━━━━━ Records supplied ━━━━━

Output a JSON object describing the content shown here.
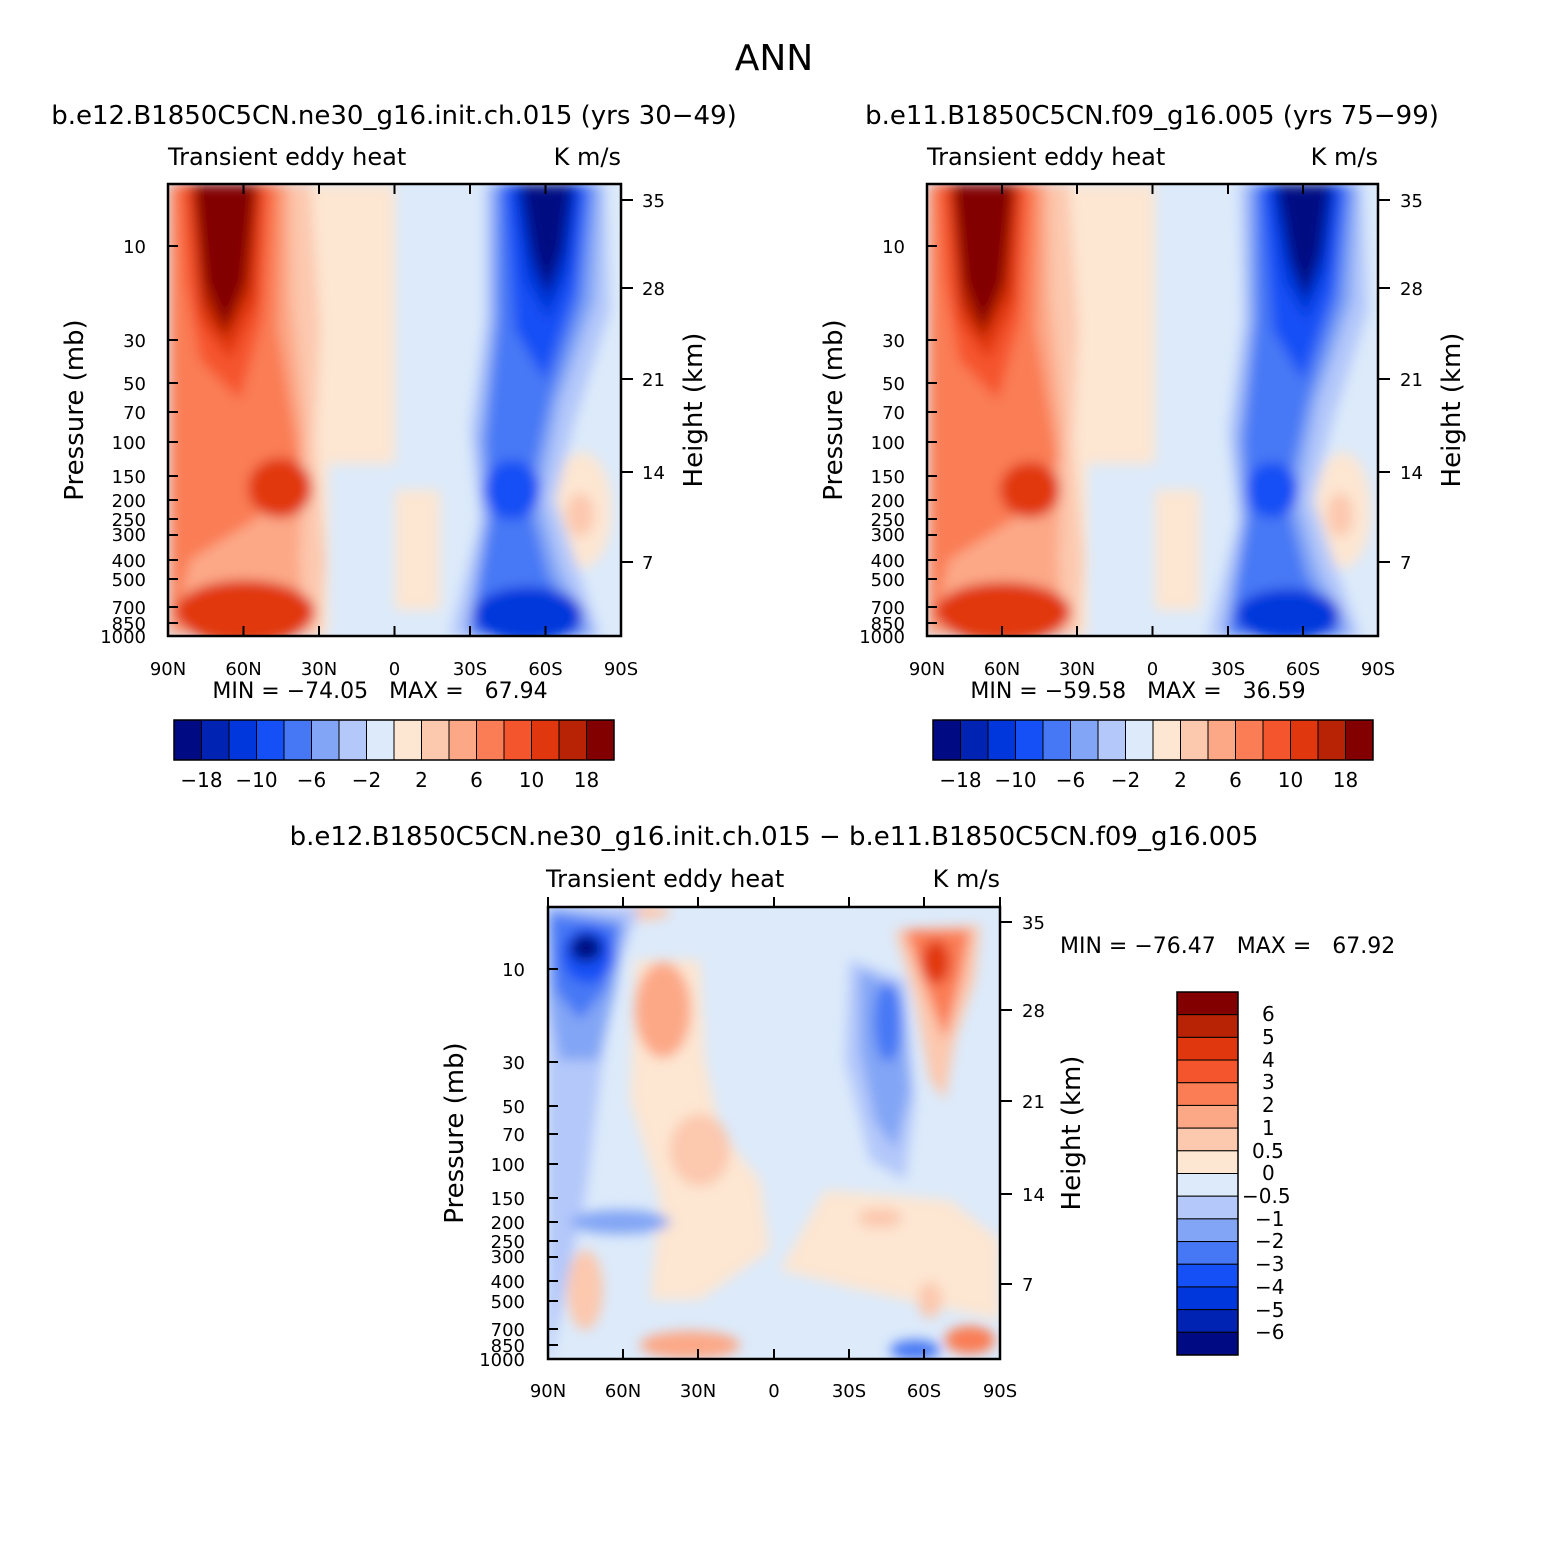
{
  "figure": {
    "title": "ANN"
  },
  "panels": {
    "left": {
      "case_label": "b.e12.B1850C5CN.ne30_g16.init.ch.015 (yrs 30−49)",
      "variable_label": "Transient eddy heat",
      "units_label": "K m/s",
      "minmax_label": "MIN = −74.05   MAX =   67.94"
    },
    "right": {
      "case_label": "b.e11.B1850C5CN.f09_g16.005 (yrs 75−99)",
      "variable_label": "Transient eddy heat",
      "units_label": "K m/s",
      "minmax_label": "MIN = −59.58   MAX =   36.59"
    },
    "diff": {
      "case_label": "b.e12.B1850C5CN.ne30_g16.init.ch.015 − b.e11.B1850C5CN.f09_g16.005",
      "variable_label": "Transient eddy heat",
      "units_label": "K m/s",
      "minmax_label": "MIN = −76.47   MAX =   67.92"
    }
  },
  "chart_data": [
    {
      "type": "heatmap",
      "panel": "left",
      "title": "b.e12.B1850C5CN.ne30_g16.init.ch.015 (yrs 30−49)",
      "subtitle": "Transient eddy heat",
      "units": "K m/s",
      "xlabel": "",
      "ylabel": "Pressure (mb)",
      "ylabel_right": "Height (km)",
      "x_ticks": [
        "90N",
        "60N",
        "30N",
        "0",
        "30S",
        "60S",
        "90S"
      ],
      "y_ticks": [
        "10",
        "30",
        "50",
        "70",
        "100",
        "150",
        "200",
        "250",
        "300",
        "400",
        "500",
        "700",
        "850",
        "1000"
      ],
      "y_right_ticks": [
        "35",
        "28",
        "21",
        "14",
        "7"
      ],
      "min": -74.05,
      "max": 67.94,
      "colorbar_labels": [
        "−18",
        "−10",
        "−6",
        "−2",
        "2",
        "6",
        "10",
        "18"
      ]
    },
    {
      "type": "heatmap",
      "panel": "right",
      "title": "b.e11.B1850C5CN.f09_g16.005 (yrs 75−99)",
      "subtitle": "Transient eddy heat",
      "units": "K m/s",
      "xlabel": "",
      "ylabel": "Pressure (mb)",
      "ylabel_right": "Height (km)",
      "x_ticks": [
        "90N",
        "60N",
        "30N",
        "0",
        "30S",
        "60S",
        "90S"
      ],
      "y_ticks": [
        "10",
        "30",
        "50",
        "70",
        "100",
        "150",
        "200",
        "250",
        "300",
        "400",
        "500",
        "700",
        "850",
        "1000"
      ],
      "y_right_ticks": [
        "35",
        "28",
        "21",
        "14",
        "7"
      ],
      "min": -59.58,
      "max": 36.59,
      "colorbar_labels": [
        "−18",
        "−10",
        "−6",
        "−2",
        "2",
        "6",
        "10",
        "18"
      ]
    },
    {
      "type": "heatmap",
      "panel": "diff",
      "title": "b.e12.B1850C5CN.ne30_g16.init.ch.015 − b.e11.B1850C5CN.f09_g16.005",
      "subtitle": "Transient eddy heat",
      "units": "K m/s",
      "xlabel": "",
      "ylabel": "Pressure (mb)",
      "ylabel_right": "Height (km)",
      "x_ticks": [
        "90N",
        "60N",
        "30N",
        "0",
        "30S",
        "60S",
        "90S"
      ],
      "y_ticks": [
        "10",
        "30",
        "50",
        "70",
        "100",
        "150",
        "200",
        "250",
        "300",
        "400",
        "500",
        "700",
        "850",
        "1000"
      ],
      "y_right_ticks": [
        "35",
        "28",
        "21",
        "14",
        "7"
      ],
      "min": -76.47,
      "max": 67.92,
      "colorbar_labels": [
        "6",
        "5",
        "4",
        "3",
        "2",
        "1",
        "0.5",
        "0",
        "−0.5",
        "−1",
        "−2",
        "−3",
        "−4",
        "−5",
        "−6"
      ]
    }
  ],
  "palettes": {
    "main": [
      "#000a82",
      "#0023b4",
      "#0037dc",
      "#1450f5",
      "#4678f5",
      "#82a5f5",
      "#b4c8fa",
      "#dceafa",
      "#fde6d2",
      "#fcc8ae",
      "#fca887",
      "#fa7d55",
      "#f5552d",
      "#e1370f",
      "#b92305",
      "#820000"
    ],
    "diff": [
      "#000a82",
      "#0023b4",
      "#0037dc",
      "#1450f5",
      "#4678f5",
      "#82a5f5",
      "#b4c8fa",
      "#dceafa",
      "#fde6d2",
      "#fcc8ae",
      "#fca887",
      "#fa7d55",
      "#f5552d",
      "#e1370f",
      "#b92305",
      "#820000"
    ]
  }
}
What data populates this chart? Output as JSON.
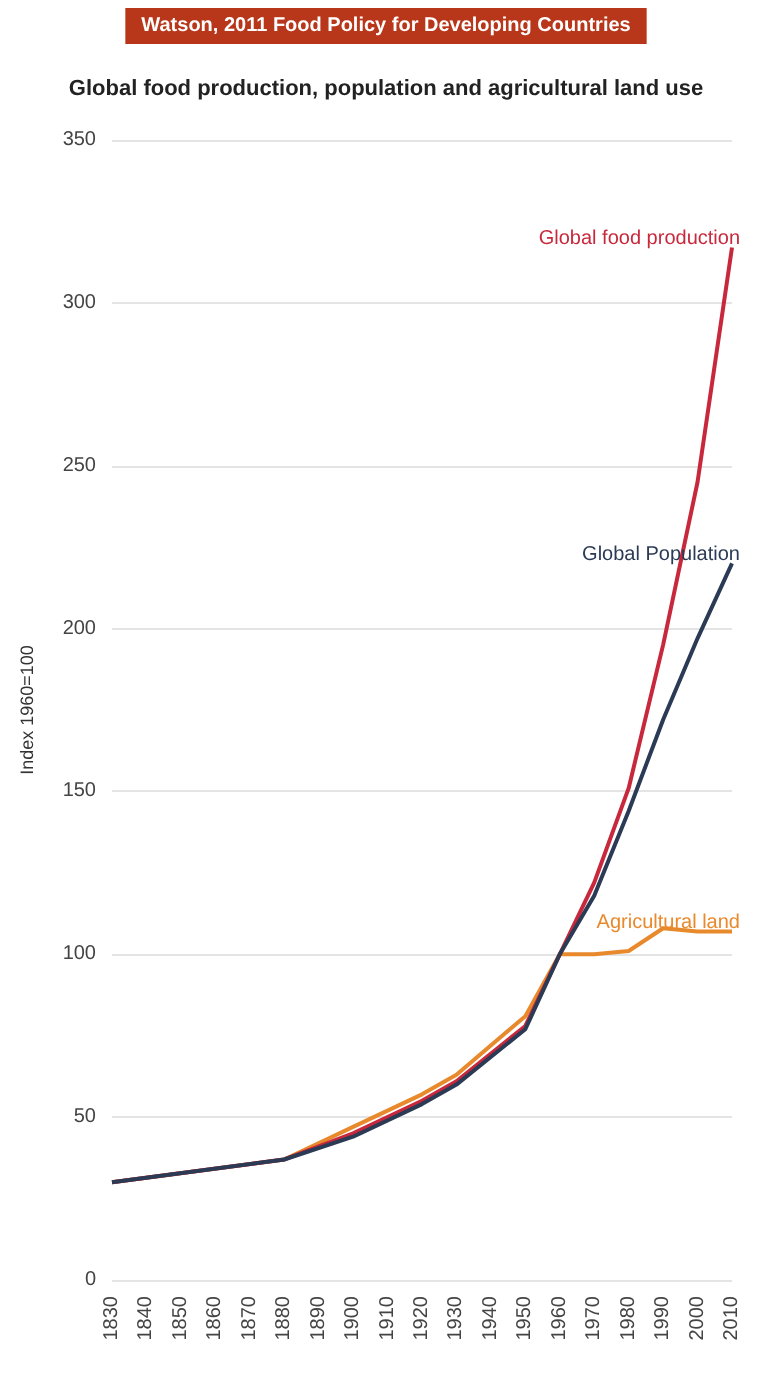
{
  "chart_data": {
    "type": "line",
    "title": "Global food production, population and agricultural land use",
    "annotations": [
      "Watson, 2011 Food Policy for Developing Countries"
    ],
    "ylabel": "Index 1960=100",
    "x": [
      1830,
      1880,
      1900,
      1920,
      1930,
      1950,
      1960,
      1970,
      1980,
      1990,
      2000,
      2010
    ],
    "xlim": [
      1830,
      2010
    ],
    "xticks": [
      1830,
      1840,
      1850,
      1860,
      1870,
      1880,
      1890,
      1900,
      1910,
      1920,
      1930,
      1940,
      1950,
      1960,
      1970,
      1980,
      1990,
      2000,
      2010
    ],
    "ylim": [
      0,
      350
    ],
    "yticks": [
      0,
      50,
      100,
      150,
      200,
      250,
      300,
      350
    ],
    "grid": "y",
    "marker": "none",
    "line_style": "solid",
    "legend": false,
    "series": [
      {
        "name": "Agricultural land",
        "color": "#e8892c",
        "values": [
          30,
          37,
          47,
          57,
          63,
          81,
          100,
          100,
          101,
          108,
          107,
          107
        ]
      },
      {
        "name": "Global food production",
        "color": "#c8283c",
        "values": [
          30,
          37,
          45,
          55,
          61,
          78,
          100,
          122,
          151,
          195,
          245,
          317
        ]
      },
      {
        "name": "Global Population",
        "color": "#2b3a55",
        "values": [
          30,
          37,
          44,
          54,
          60,
          77,
          100,
          118,
          144,
          172,
          197,
          220
        ]
      }
    ]
  }
}
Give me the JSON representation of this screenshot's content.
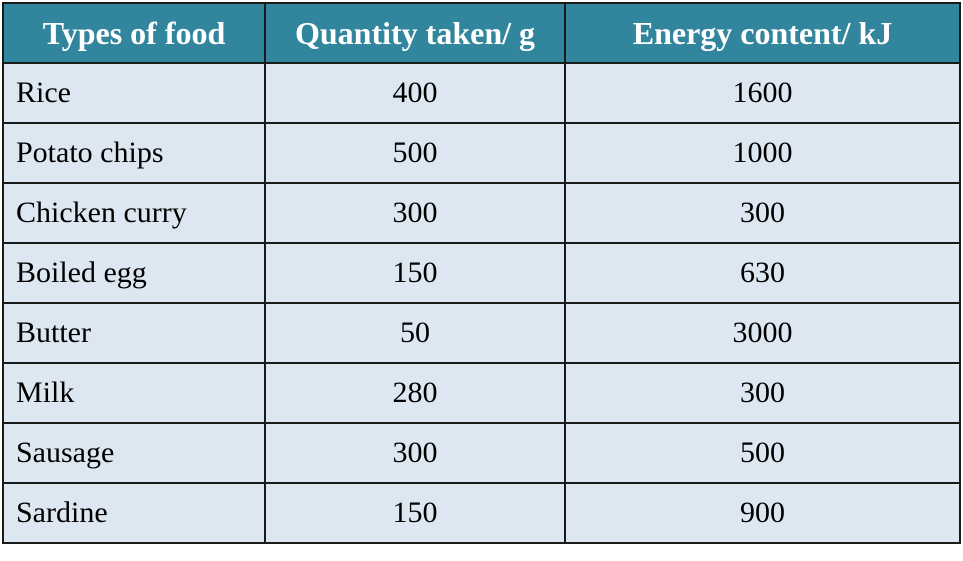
{
  "table": {
    "headers": [
      "Types of food",
      "Quantity taken/ g",
      "Energy content/ kJ"
    ],
    "rows": [
      [
        "Rice",
        "400",
        "1600"
      ],
      [
        "Potato chips",
        "500",
        "1000"
      ],
      [
        "Chicken curry",
        "300",
        "300"
      ],
      [
        "Boiled egg",
        "150",
        "630"
      ],
      [
        "Butter",
        "50",
        "3000"
      ],
      [
        "Milk",
        "280",
        "300"
      ],
      [
        "Sausage",
        "300",
        "500"
      ],
      [
        "Sardine",
        "150",
        "900"
      ]
    ]
  },
  "colors": {
    "header_background": "#31859c",
    "header_text": "#ffffff",
    "cell_background": "#dde7f1",
    "border": "#1a1a1a"
  }
}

━━━━━

-- What to work on --
Quote each record exactly as it stands, minus the pictures.

-- Answer to this exercise --
Output a JSON object describing the content shown here.
{
  "figure": {
    "title": "ANN"
  },
  "panels": {
    "left": {
      "case_label": "b.e12.B1850C5CN.ne30_g16.init.ch.015 (yrs 30−49)",
      "variable_label": "Transient eddy heat",
      "units_label": "K m/s",
      "minmax_label": "MIN = −74.05   MAX =   67.94"
    },
    "right": {
      "case_label": "b.e11.B1850C5CN.f09_g16.005 (yrs 75−99)",
      "variable_label": "Transient eddy heat",
      "units_label": "K m/s",
      "minmax_label": "MIN = −59.58   MAX =   36.59"
    },
    "diff": {
      "case_label": "b.e12.B1850C5CN.ne30_g16.init.ch.015 − b.e11.B1850C5CN.f09_g16.005",
      "variable_label": "Transient eddy heat",
      "units_label": "K m/s",
      "minmax_label": "MIN = −76.47   MAX =   67.92"
    }
  },
  "chart_data": [
    {
      "type": "heatmap",
      "panel": "left",
      "title": "b.e12.B1850C5CN.ne30_g16.init.ch.015 (yrs 30−49)",
      "subtitle": "Transient eddy heat",
      "units": "K m/s",
      "xlabel": "",
      "ylabel": "Pressure (mb)",
      "ylabel_right": "Height (km)",
      "x_ticks": [
        "90N",
        "60N",
        "30N",
        "0",
        "30S",
        "60S",
        "90S"
      ],
      "y_ticks": [
        "10",
        "30",
        "50",
        "70",
        "100",
        "150",
        "200",
        "250",
        "300",
        "400",
        "500",
        "700",
        "850",
        "1000"
      ],
      "y_right_ticks": [
        "35",
        "28",
        "21",
        "14",
        "7"
      ],
      "min": -74.05,
      "max": 67.94,
      "colorbar_labels": [
        "−18",
        "−10",
        "−6",
        "−2",
        "2",
        "6",
        "10",
        "18"
      ]
    },
    {
      "type": "heatmap",
      "panel": "right",
      "title": "b.e11.B1850C5CN.f09_g16.005 (yrs 75−99)",
      "subtitle": "Transient eddy heat",
      "units": "K m/s",
      "xlabel": "",
      "ylabel": "Pressure (mb)",
      "ylabel_right": "Height (km)",
      "x_ticks": [
        "90N",
        "60N",
        "30N",
        "0",
        "30S",
        "60S",
        "90S"
      ],
      "y_ticks": [
        "10",
        "30",
        "50",
        "70",
        "100",
        "150",
        "200",
        "250",
        "300",
        "400",
        "500",
        "700",
        "850",
        "1000"
      ],
      "y_right_ticks": [
        "35",
        "28",
        "21",
        "14",
        "7"
      ],
      "min": -59.58,
      "max": 36.59,
      "colorbar_labels": [
        "−18",
        "−10",
        "−6",
        "−2",
        "2",
        "6",
        "10",
        "18"
      ]
    },
    {
      "type": "heatmap",
      "panel": "diff",
      "title": "b.e12.B1850C5CN.ne30_g16.init.ch.015 − b.e11.B1850C5CN.f09_g16.005",
      "subtitle": "Transient eddy heat",
      "units": "K m/s",
      "xlabel": "",
      "ylabel": "Pressure (mb)",
      "ylabel_right": "Height (km)",
      "x_ticks": [
        "90N",
        "60N",
        "30N",
        "0",
        "30S",
        "60S",
        "90S"
      ],
      "y_ticks": [
        "10",
        "30",
        "50",
        "70",
        "100",
        "150",
        "200",
        "250",
        "300",
        "400",
        "500",
        "700",
        "850",
        "1000"
      ],
      "y_right_ticks": [
        "35",
        "28",
        "21",
        "14",
        "7"
      ],
      "min": -76.47,
      "max": 67.92,
      "colorbar_labels": [
        "6",
        "5",
        "4",
        "3",
        "2",
        "1",
        "0.5",
        "0",
        "−0.5",
        "−1",
        "−2",
        "−3",
        "−4",
        "−5",
        "−6"
      ]
    }
  ],
  "palettes": {
    "main": [
      "#000a82",
      "#0023b4",
      "#0037dc",
      "#1450f5",
      "#4678f5",
      "#82a5f5",
      "#b4c8fa",
      "#dceafa",
      "#fde6d2",
      "#fcc8ae",
      "#fca887",
      "#fa7d55",
      "#f5552d",
      "#e1370f",
      "#b92305",
      "#820000"
    ],
    "diff": [
      "#000a82",
      "#0023b4",
      "#0037dc",
      "#1450f5",
      "#4678f5",
      "#82a5f5",
      "#b4c8fa",
      "#dceafa",
      "#fde6d2",
      "#fcc8ae",
      "#fca887",
      "#fa7d55",
      "#f5552d",
      "#e1370f",
      "#b92305",
      "#820000"
    ]
  }
}
What data populates this chart? Output as JSON.
{
  "chart_data": {
    "type": "line",
    "title": "Global food production, population and agricultural land use",
    "annotations": [
      "Watson, 2011 Food Policy for Developing Countries"
    ],
    "ylabel": "Index 1960=100",
    "x": [
      1830,
      1880,
      1900,
      1920,
      1930,
      1950,
      1960,
      1970,
      1980,
      1990,
      2000,
      2010
    ],
    "xlim": [
      1830,
      2010
    ],
    "xticks": [
      1830,
      1840,
      1850,
      1860,
      1870,
      1880,
      1890,
      1900,
      1910,
      1920,
      1930,
      1940,
      1950,
      1960,
      1970,
      1980,
      1990,
      2000,
      2010
    ],
    "ylim": [
      0,
      350
    ],
    "yticks": [
      0,
      50,
      100,
      150,
      200,
      250,
      300,
      350
    ],
    "grid": "y",
    "marker": "none",
    "line_style": "solid",
    "legend": false,
    "series": [
      {
        "name": "Agricultural land",
        "color": "#e8892c",
        "values": [
          30,
          37,
          47,
          57,
          63,
          81,
          100,
          100,
          101,
          108,
          107,
          107
        ]
      },
      {
        "name": "Global food production",
        "color": "#c8283c",
        "values": [
          30,
          37,
          45,
          55,
          61,
          78,
          100,
          122,
          151,
          195,
          245,
          317
        ]
      },
      {
        "name": "Global Population",
        "color": "#2b3a55",
        "values": [
          30,
          37,
          44,
          54,
          60,
          77,
          100,
          118,
          144,
          172,
          197,
          220
        ]
      }
    ]
  }
}
Give me the JSON representation of this screenshot's content.
{
  "table": {
    "headers": [
      "Types of food",
      "Quantity taken/ g",
      "Energy content/ kJ"
    ],
    "rows": [
      [
        "Rice",
        "400",
        "1600"
      ],
      [
        "Potato chips",
        "500",
        "1000"
      ],
      [
        "Chicken curry",
        "300",
        "300"
      ],
      [
        "Boiled egg",
        "150",
        "630"
      ],
      [
        "Butter",
        "50",
        "3000"
      ],
      [
        "Milk",
        "280",
        "300"
      ],
      [
        "Sausage",
        "300",
        "500"
      ],
      [
        "Sardine",
        "150",
        "900"
      ]
    ]
  },
  "colors": {
    "header_background": "#31859c",
    "header_text": "#ffffff",
    "cell_background": "#dde7f1",
    "border": "#1a1a1a"
  }
}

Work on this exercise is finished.